**Recorded information:**
++++++++
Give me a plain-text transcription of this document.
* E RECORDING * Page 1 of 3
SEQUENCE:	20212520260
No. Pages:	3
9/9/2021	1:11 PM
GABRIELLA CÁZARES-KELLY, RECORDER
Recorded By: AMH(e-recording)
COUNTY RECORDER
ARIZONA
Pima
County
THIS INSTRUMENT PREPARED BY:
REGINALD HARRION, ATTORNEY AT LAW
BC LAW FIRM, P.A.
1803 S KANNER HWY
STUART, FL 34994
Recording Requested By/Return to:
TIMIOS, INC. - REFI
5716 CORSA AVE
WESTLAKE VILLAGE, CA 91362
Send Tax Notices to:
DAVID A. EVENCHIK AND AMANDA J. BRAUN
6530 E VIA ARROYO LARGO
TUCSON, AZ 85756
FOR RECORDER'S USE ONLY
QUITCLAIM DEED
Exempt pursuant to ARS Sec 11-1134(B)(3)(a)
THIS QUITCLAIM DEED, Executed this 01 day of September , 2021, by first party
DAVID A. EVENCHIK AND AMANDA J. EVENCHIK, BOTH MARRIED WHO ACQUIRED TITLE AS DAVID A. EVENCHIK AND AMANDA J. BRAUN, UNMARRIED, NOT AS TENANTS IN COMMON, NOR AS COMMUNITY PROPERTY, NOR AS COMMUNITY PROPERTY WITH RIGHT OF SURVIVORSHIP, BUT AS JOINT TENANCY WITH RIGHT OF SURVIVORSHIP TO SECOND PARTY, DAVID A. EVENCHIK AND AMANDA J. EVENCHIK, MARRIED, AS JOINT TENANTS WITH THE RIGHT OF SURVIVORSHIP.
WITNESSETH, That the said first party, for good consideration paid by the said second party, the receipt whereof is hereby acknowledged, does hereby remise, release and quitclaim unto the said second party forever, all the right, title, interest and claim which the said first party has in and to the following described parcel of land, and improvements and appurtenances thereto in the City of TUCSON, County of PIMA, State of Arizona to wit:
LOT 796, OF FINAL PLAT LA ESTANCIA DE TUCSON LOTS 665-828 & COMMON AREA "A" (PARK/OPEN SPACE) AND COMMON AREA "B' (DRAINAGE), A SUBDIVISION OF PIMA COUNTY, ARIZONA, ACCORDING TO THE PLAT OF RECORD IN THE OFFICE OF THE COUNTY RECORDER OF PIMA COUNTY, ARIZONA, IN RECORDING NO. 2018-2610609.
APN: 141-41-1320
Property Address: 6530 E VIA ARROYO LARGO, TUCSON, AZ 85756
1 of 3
++++++++
**Task:**
Would you restate each of the entries word for word?

**Correct response:**
Give me a plain-text transcription of this document.
* E RECORDING * Page 1 of 3
SEQUENCE:	20212520260
No. Pages:	3
9/9/2021	1:11 PM
GABRIELLA CÁZARES-KELLY, RECORDER
Recorded By: AMH(e-recording)
COUNTY RECORDER
ARIZONA
Pima
County
THIS INSTRUMENT PREPARED BY:
REGINALD HARRION, ATTORNEY AT LAW
BC LAW FIRM, P.A.
1803 S KANNER HWY
STUART, FL 34994
Recording Requested By/Return to:
TIMIOS, INC. - REFI
5716 CORSA AVE
WESTLAKE VILLAGE, CA 91362
Send Tax Notices to:
DAVID A. EVENCHIK AND AMANDA J. BRAUN
6530 E VIA ARROYO LARGO
TUCSON, AZ 85756
FOR RECORDER'S USE ONLY
QUITCLAIM DEED
Exempt pursuant to ARS Sec 11-1134(B)(3)(a)
THIS QUITCLAIM DEED, Executed this 01 day of September , 2021, by first party
DAVID A. EVENCHIK AND AMANDA J. EVENCHIK, BOTH MARRIED WHO ACQUIRED TITLE AS DAVID A. EVENCHIK AND AMANDA J. BRAUN, UNMARRIED, NOT AS TENANTS IN COMMON, NOR AS COMMUNITY PROPERTY, NOR AS COMMUNITY PROPERTY WITH RIGHT OF SURVIVORSHIP, BUT AS JOINT TENANCY WITH RIGHT OF SURVIVORSHIP TO SECOND PARTY, DAVID A. EVENCHIK AND AMANDA J. EVENCHIK, MARRIED, AS JOINT TENANTS WITH THE RIGHT OF SURVIVORSHIP.
WITNESSETH, That the said first party, for good consideration paid by the said second party, the receipt whereof is hereby acknowledged, does hereby remise, release and quitclaim unto the said second party forever, all the right, title, interest and claim which the said first party has in and to the following described parcel of land, and improvements and appurtenances thereto in the City of TUCSON, County of PIMA, State of Arizona to wit:
LOT 796, OF FINAL PLAT LA ESTANCIA DE TUCSON LOTS 665-828 & COMMON AREA "A" (PARK/OPEN SPACE) AND COMMON AREA "B' (DRAINAGE), A SUBDIVISION OF PIMA COUNTY, ARIZONA, ACCORDING TO THE PLAT OF RECORD IN THE OFFICE OF THE COUNTY RECORDER OF PIMA COUNTY, ARIZONA, IN RECORDING NO. 2018-2610609.
APN: 141-41-1320
Property Address: 6530 E VIA ARROYO LARGO, TUCSON, AZ 85756
1 of 3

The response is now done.